» Direction:
Records follow. Pull out every line that contains "Eblaite".

(Dataset entries)
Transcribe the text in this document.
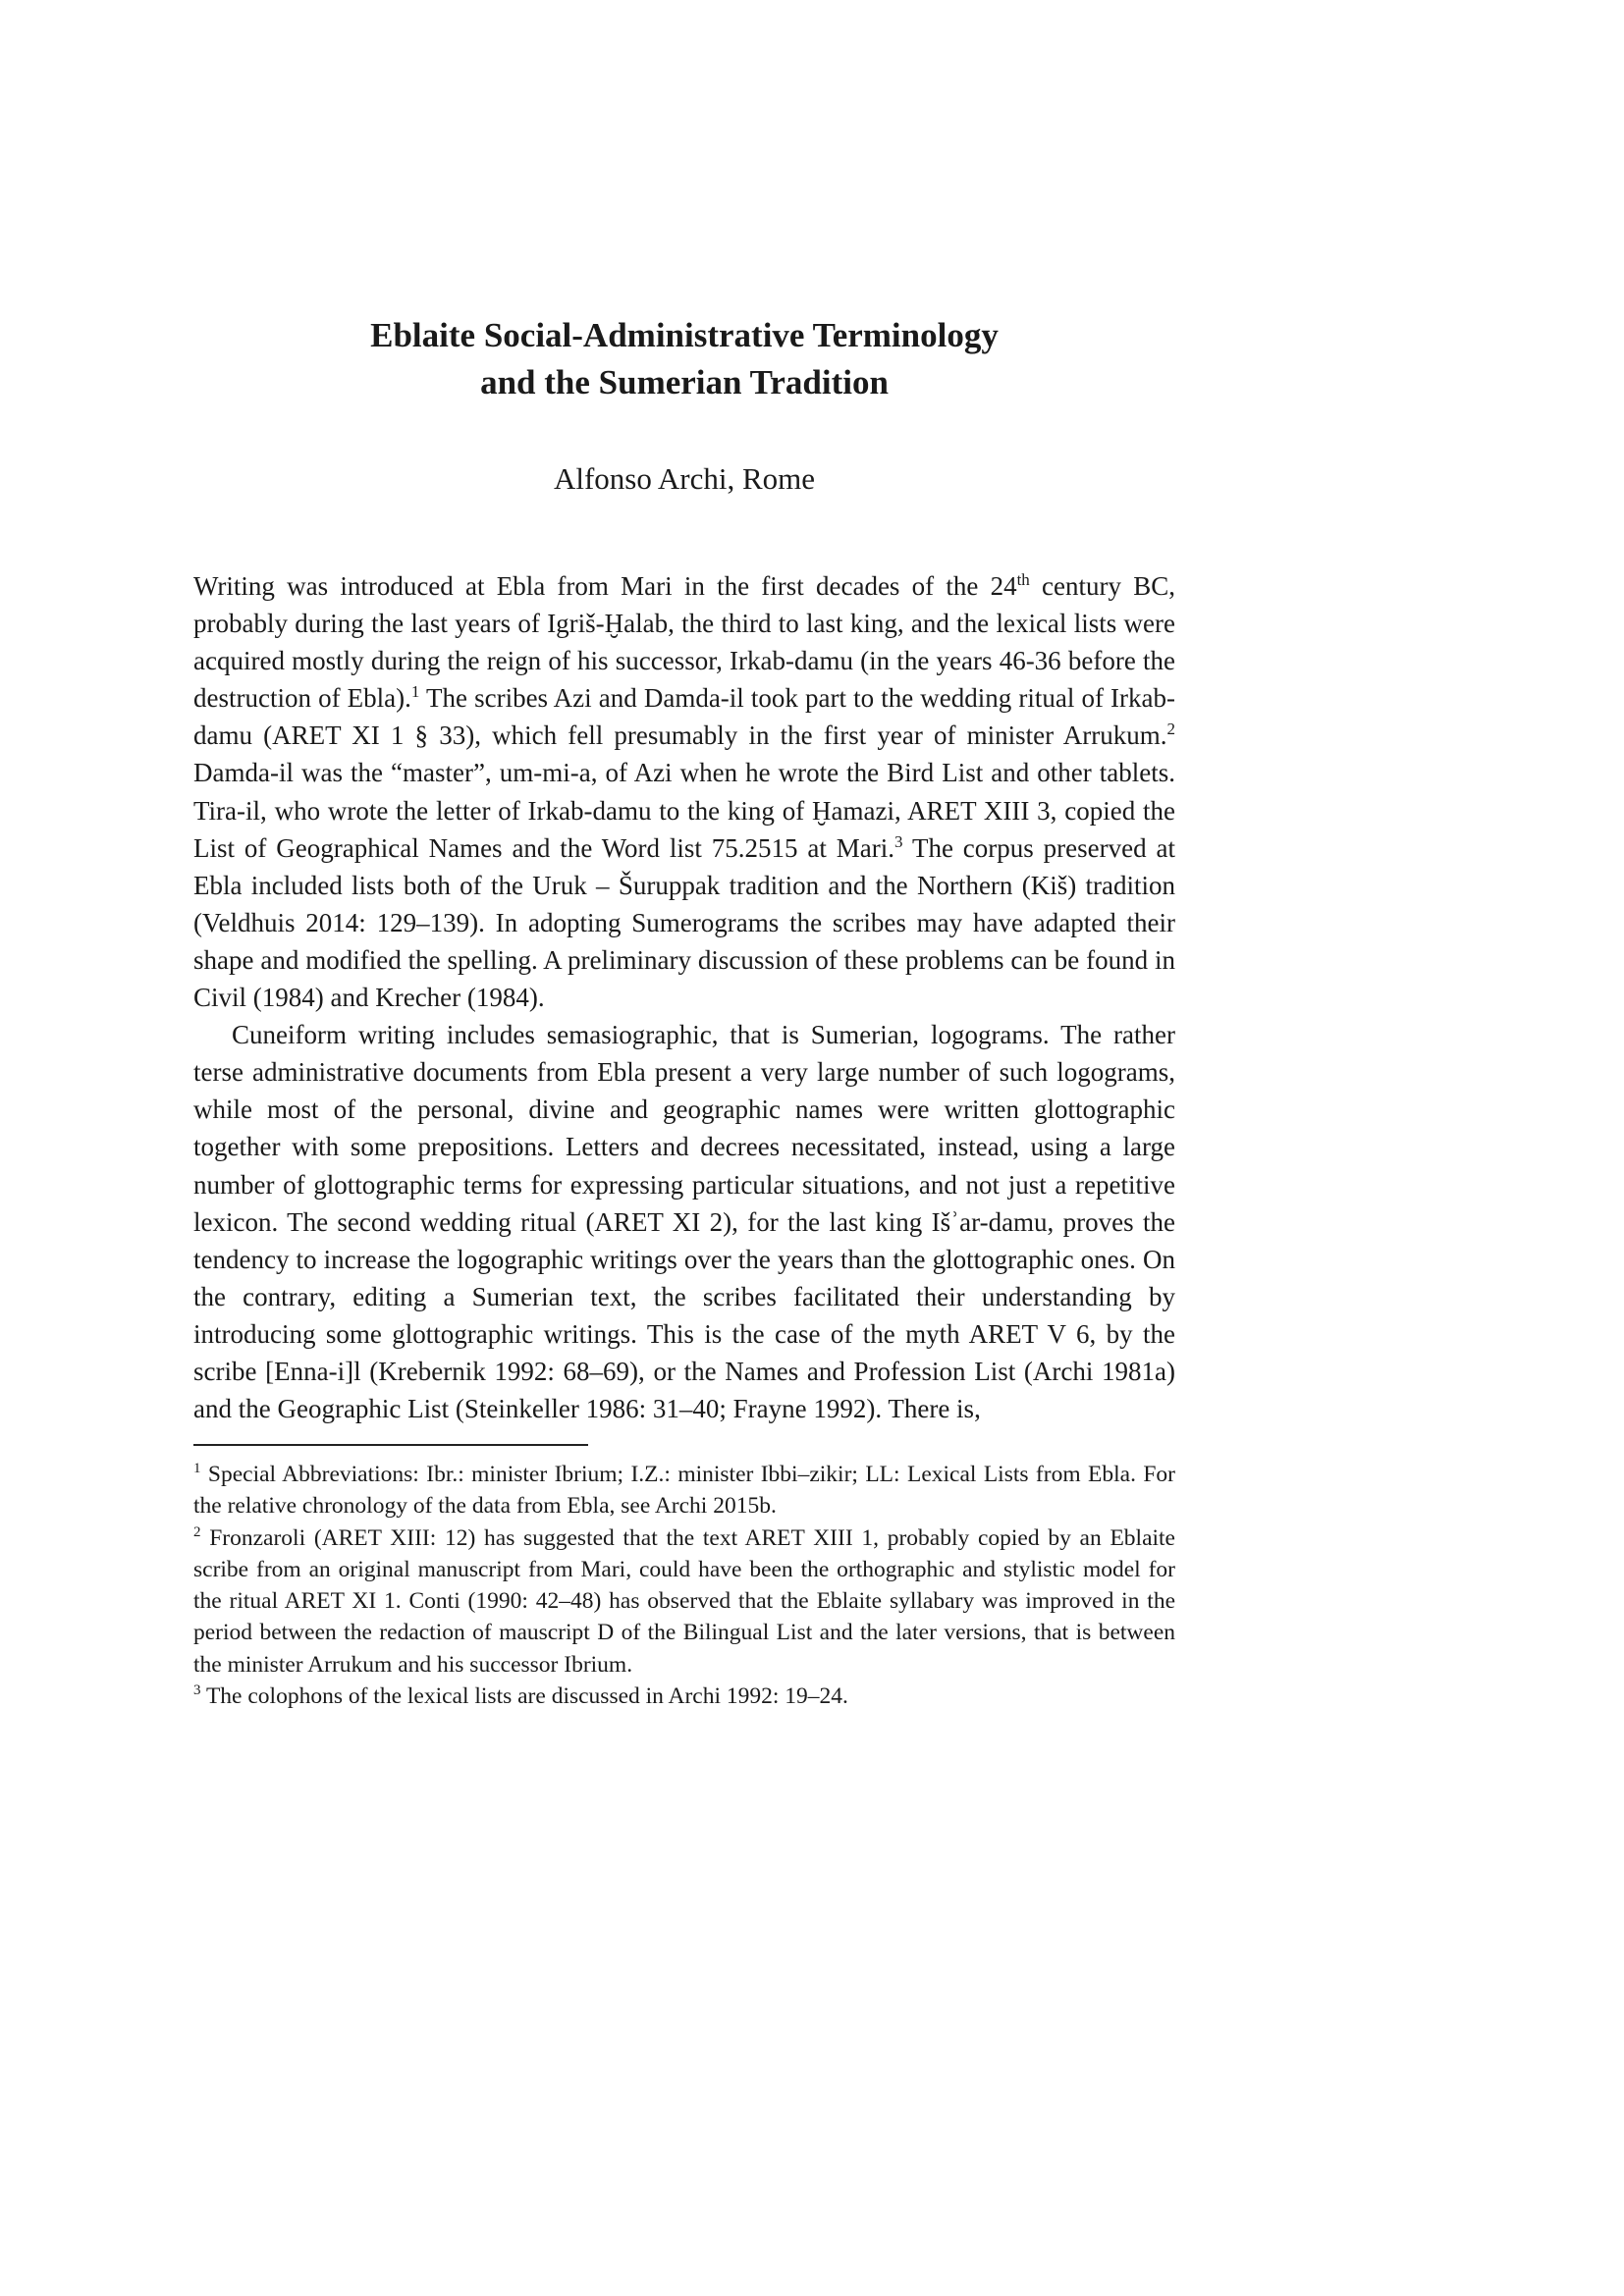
Eblaite Social-Administrative Terminology
and the Sumerian Tradition
Alfonso Archi, Rome

Writing was introduced at Ebla from Mari in the first decades of the 24th century BC, probably during the last years of Igriš-Ḫalab, the third to last king, and the lexical lists were acquired mostly during the reign of his successor, Irkab-damu (in the years 46-36 before the destruction of Ebla).$^1$ The scribes Azi and Damda-il took part to the wedding ritual of Irkab-damu (ARET XI 1 § 33), which fell presumably in the first year of minister Arrukum.$^2$ Damda-il was the “master”, um-mi-a, of Azi when he wrote the Bird List and other tablets. Tira-il, who wrote the letter of Irkab-damu to the king of Ḫamazi, ARET XIII 3, copied the List of Geographical Names and the Word list 75.2515 at Mari.$^3$ The corpus preserved at Ebla included lists both of the Uruk – Šuruppak tradition and the Northern (Kiš) tradition (Veldhuis 2014: 129–139). In adopting Sumerograms the scribes may have adapted their shape and modified the spelling. A preliminary discussion of these problems can be found in Civil (1984) and Krecher (1984).

Cuneiform writing includes semasiographic, that is Sumerian, logograms. The rather terse administrative documents from Ebla present a very large number of such logograms, while most of the personal, divine and geographic names were written glottographic together with some prepositions. Letters and decrees necessitated, instead, using a large number of glottographic terms for expressing particular situations, and not just a repetitive lexicon. The second wedding ritual (ARET XI 2), for the last king Išʾar-damu, proves the tendency to increase the logographic writings over the years than the glottographic ones. On the contrary, editing a Sumerian text, the scribes facilitated their understanding by introducing some glottographic writings. This is the case of the myth ARET V 6, by the scribe [Enna-i]l (Krebernik 1992: 68–69), or the Names and Profession List (Archi 1981a) and the Geographic List (Steinkeller 1986: 31–40; Frayne 1992). There is,

$^1$ Special Abbreviations: Ibr.: minister Ibrium; I.Z.: minister Ibbi–zikir; LL: Lexical Lists from Ebla. For the relative chronology of the data from Ebla, see Archi 2015b.

$^2$ Fronzaroli (ARET XIII: 12) has suggested that the text ARET XIII 1, probably copied by an Eblaite scribe from an original manuscript from Mari, could have been the orthographic and stylistic model for the ritual ARET XI 1. Conti (1990: 42–48) has observed that the Eblaite syllabary was improved in the period between the redaction of mauscript D of the Bilingual List and the later versions, that is between the minister Arrukum and his successor Ibrium.

$^3$ The colophons of the lexical lists are discussed in Archi 1992: 19–24.
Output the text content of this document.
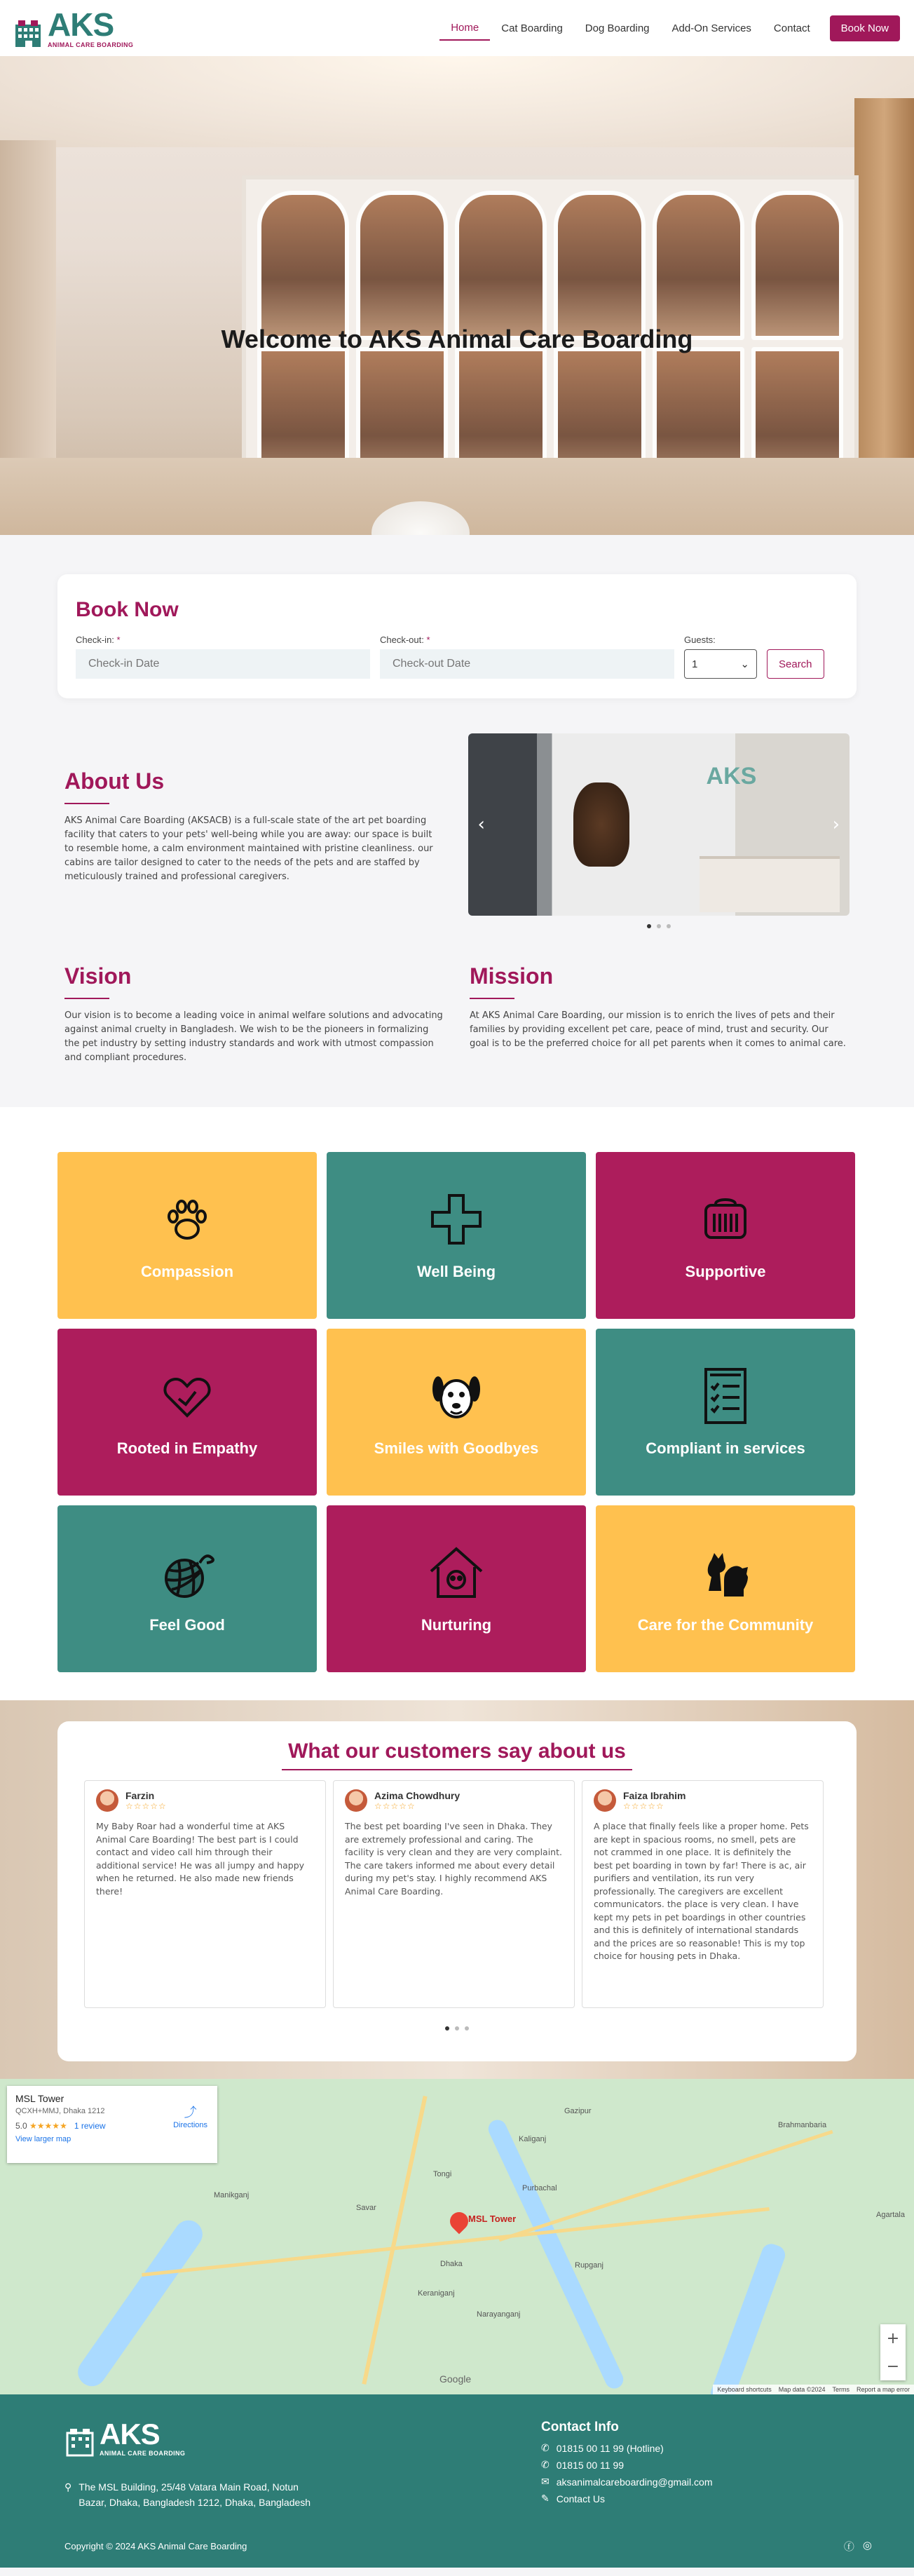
AKS
ANIMAL CARE BOARDING
Home	Cat Boarding	Dog Boarding	Add-On Services	Contact	Book Now
Welcome to AKS Animal Care Boarding
Book Now
Check-in: *
Check-in Date	Check-out: *
Check-out Date	Guests:
1	⌄	Search
About Us

AKS Animal Care Boarding (AKSACB) is a full-scale state of the art pet boarding facility that caters to your pets' well-being while you are away: our space is built to resemble home, a calm environment maintained with pristine cleanliness. our cabins are tailor designed to cater to the needs of the pets and are staffed by meticulously trained and professional caregivers.

AKS
‹	›
Vision

Our vision is to become a leading voice in animal welfare solutions and advocating against animal cruelty in Bangladesh. We wish to be the pioneers in formalizing the pet industry by setting industry standards and work with utmost compassion and compliant procedures.

Mission

At AKS Animal Care Boarding, our mission is to enrich the lives of pets and their families by providing excellent pet care, peace of mind, trust and security. Our goal is to be the preferred choice for all pet parents when it comes to animal care.

Compassion	Well Being	Supportive
Rooted in Empathy	Smiles with Goodbyes	Compliant in services
Feel Good	Nurturing	Care for the Community
What our customers say about us
Farzin
☆☆☆☆☆

My Baby Roar had a wonderful time at AKS Animal Care Boarding! The best part is I could contact and video call him through their additional service! He was all jumpy and happy when he returned. He also made new friends there!

Azima Chowdhury
☆☆☆☆☆

The best pet boarding I've seen in Dhaka. They are extremely professional and caring. The facility is very clean and they are very complaint. The care takers informed me about every detail during my pet's stay. I highly recommend AKS Animal Care Boarding.

Faiza Ibrahim
☆☆☆☆☆

A place that finally feels like a proper home. Pets are kept in spacious rooms, no smell, pets are not crammed in one place. It is definitely the best pet boarding in town by far! There is ac, air purifiers and ventilation, its run very professionally. The caregivers are excellent communicators. the place is very clean. I have kept my pets in pet boardings in other countries and this is definitely of international standards and the prices are so reasonable! This is my top choice for housing pets in Dhaka.

Tongi
Savar
Gazipur
Narayanganj
Dhaka
Keraniganj
Rupganj
Kaliganj
Purbachal
Manikganj
Brahmanbaria
Agartala
MSL Tower
MSL Tower
QCXH+MMJ, Dhaka 1212
5.0 ★★★★★ 1 review
View larger map
⤴
Directions
+
−
Google
Keyboard shortcuts Map data ©2024 Terms Report a map error
AKS
ANIMAL CARE BOARDING
⚲ The MSL Building, 25/48 Vatara Main Road, Notun Bazar, Dhaka, Bangladesh 1212, Dhaka, Bangladesh
Contact Info
✆ 01815 00 11 99 (Hotline)
✆ 01815 00 11 99
✉ aksanimalcareboarding@gmail.com
✎ Contact Us
Copyright © 2024 AKS Animal Care Boarding	ⓕ ◎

» The response:
Eblaite Social-Administrative Terminology
$^2$ Fronzaroli (ARET XIII: 12) has suggested that the text ARET XIII 1, probably copied by an Eblaite scribe from an original manuscript from Mari, could have been the orthographic and stylistic model for the ritual ARET XI 1. Conti (1990: 42–48) has observed that the Eblaite syllabary was improved in the period between the redaction of mauscript D of the Bilingual List and the later versions, that is between the minister Arrukum and his successor Ibrium.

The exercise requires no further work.